Find every line below that contains the word "text" and copy it out.

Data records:
----

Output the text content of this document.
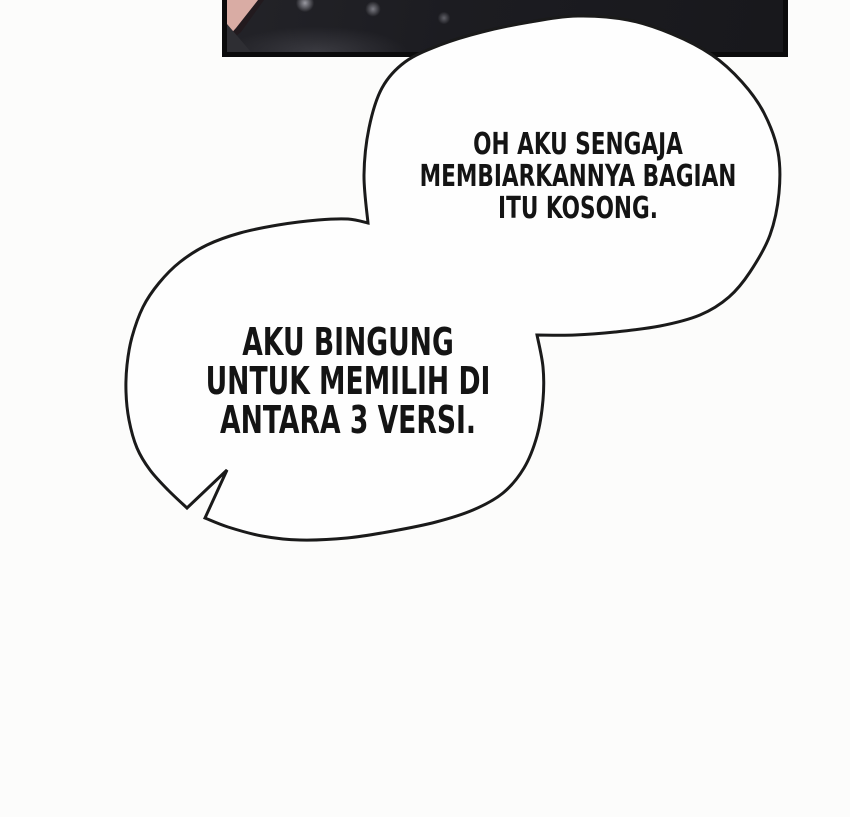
OH AKU SENGAJA
MEMBIARKANNYA BAGIAN
ITU KOSONG.
AKU BINGUNG
UNTUK MEMILIH DI
ANTARA 3 VERSI.
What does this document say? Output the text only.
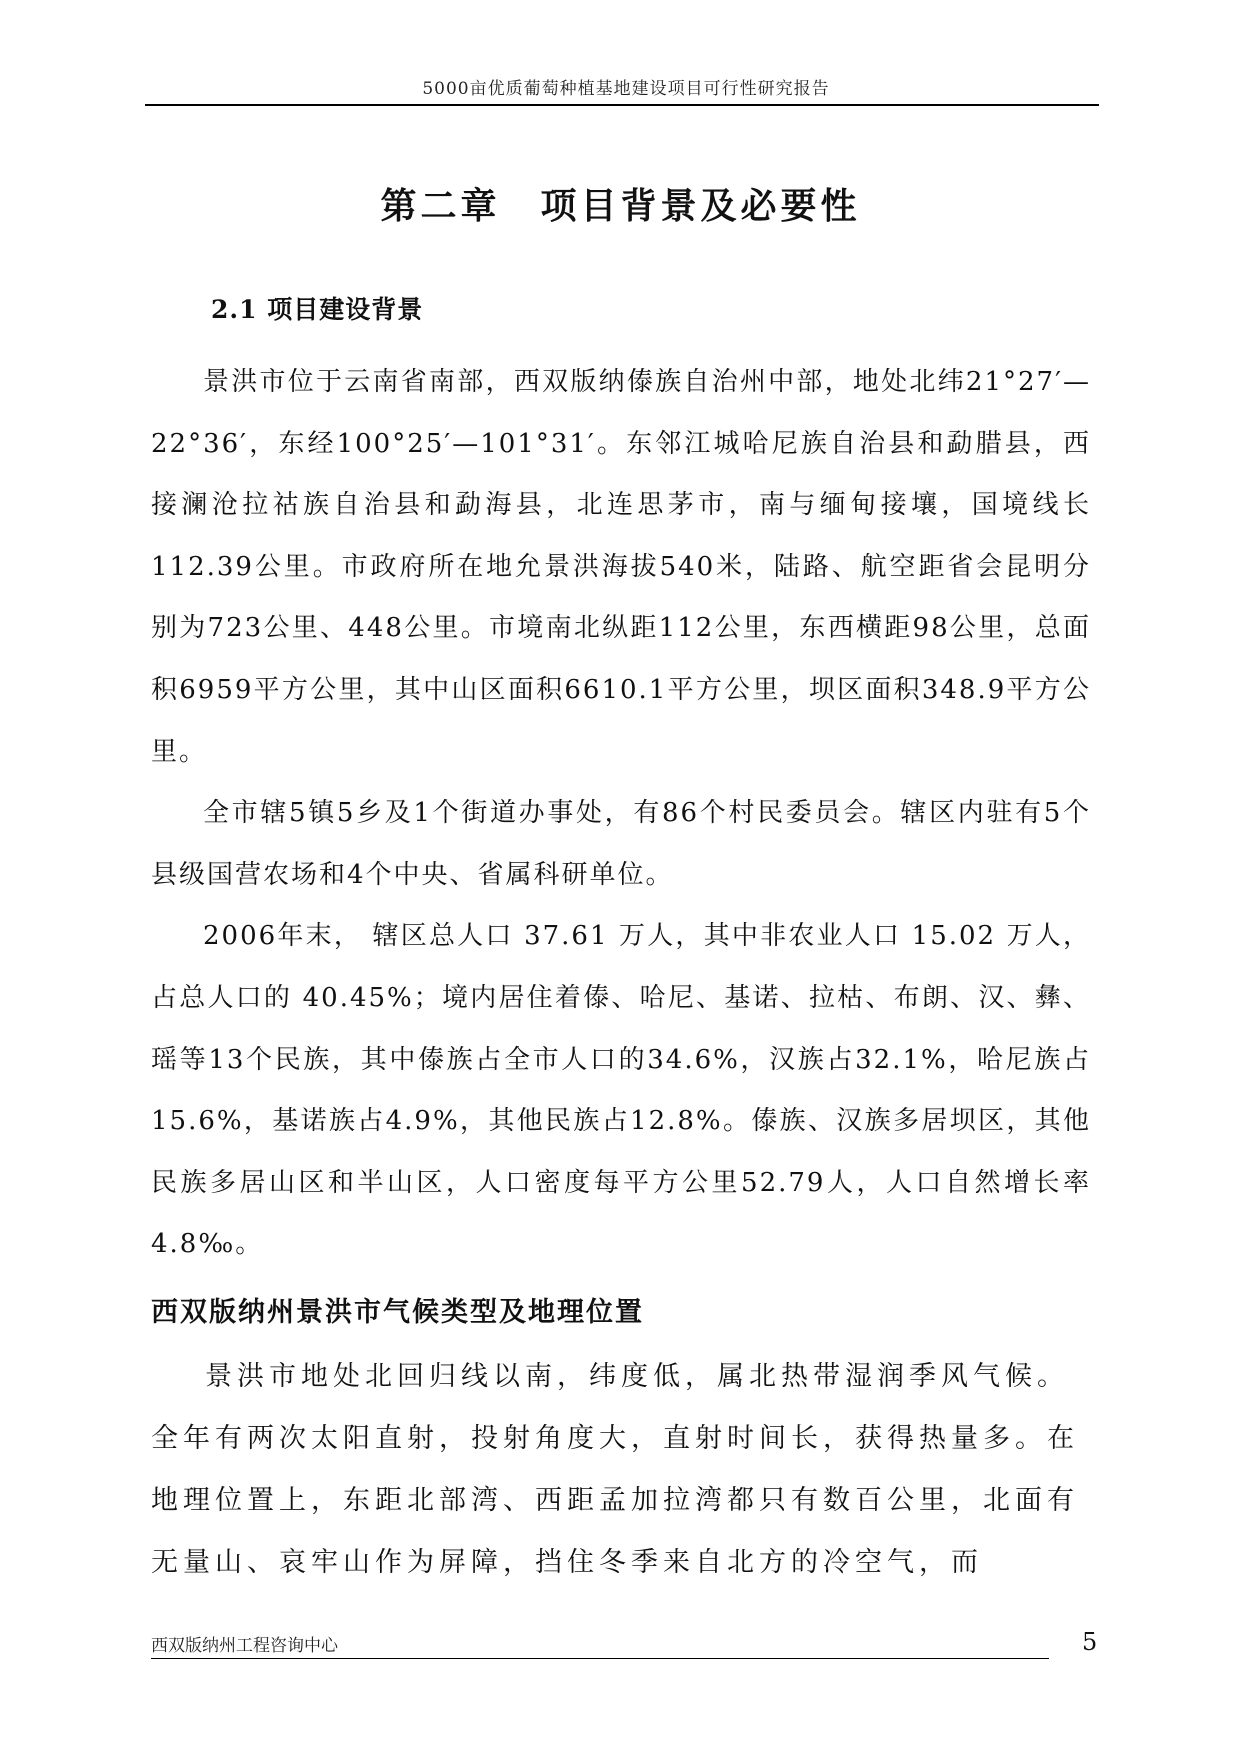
5000亩优质葡萄种植基地建设项目可行性研究报告
第二章　项目背景及必要性
2.1 项目建设背景

景洪市位于云南省南部，西双版纳傣族自治州中部，地处北纬21°27′—22°36′，东经100°25′—101°31′。东邻江城哈尼族自治县和勐腊县，西接澜沧拉祜族自治县和勐海县，北连思茅市，南与缅甸接壤，国境线长112.39公里。市政府所在地允景洪海拔540米，陆路、航空距省会昆明分别为723公里、448公里。市境南北纵距112公里，东西横距98公里，总面积6959平方公里，其中山区面积6610.1平方公里，坝区面积348.9平方公里。

全市辖5镇5乡及1个街道办事处，有86个村民委员会。辖区内驻有5个县级国营农场和4个中央、省属科研单位。

2006年末， 辖区总人口 37.61 万人，其中非农业人口 15.02 万人，占总人口的 40.45%；境内居住着傣、哈尼、基诺、拉枯、布朗、汉、彝、瑶等13个民族，其中傣族占全市人口的34.6%，汉族占32.1%，哈尼族占15.6%，基诺族占4.9%，其他民族占12.8%。傣族、汉族多居坝区，其他民族多居山区和半山区，人口密度每平方公里52.79人，人口自然增长率4.8‰。

西双版纳州景洪市气候类型及地理位置

景洪市地处北回归线以南，纬度低，属北热带湿润季风气候。全年有两次太阳直射，投射角度大，直射时间长，获得热量多。在地理位置上，东距北部湾、西距孟加拉湾都只有数百公里，北面有无量山、哀牢山作为屏障，挡住冬季来自北方的冷空气，而

西双版纳州工程咨询中心	5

----

◆ **Solution**
Output the text content of this document.
What does this document say? Output the text only.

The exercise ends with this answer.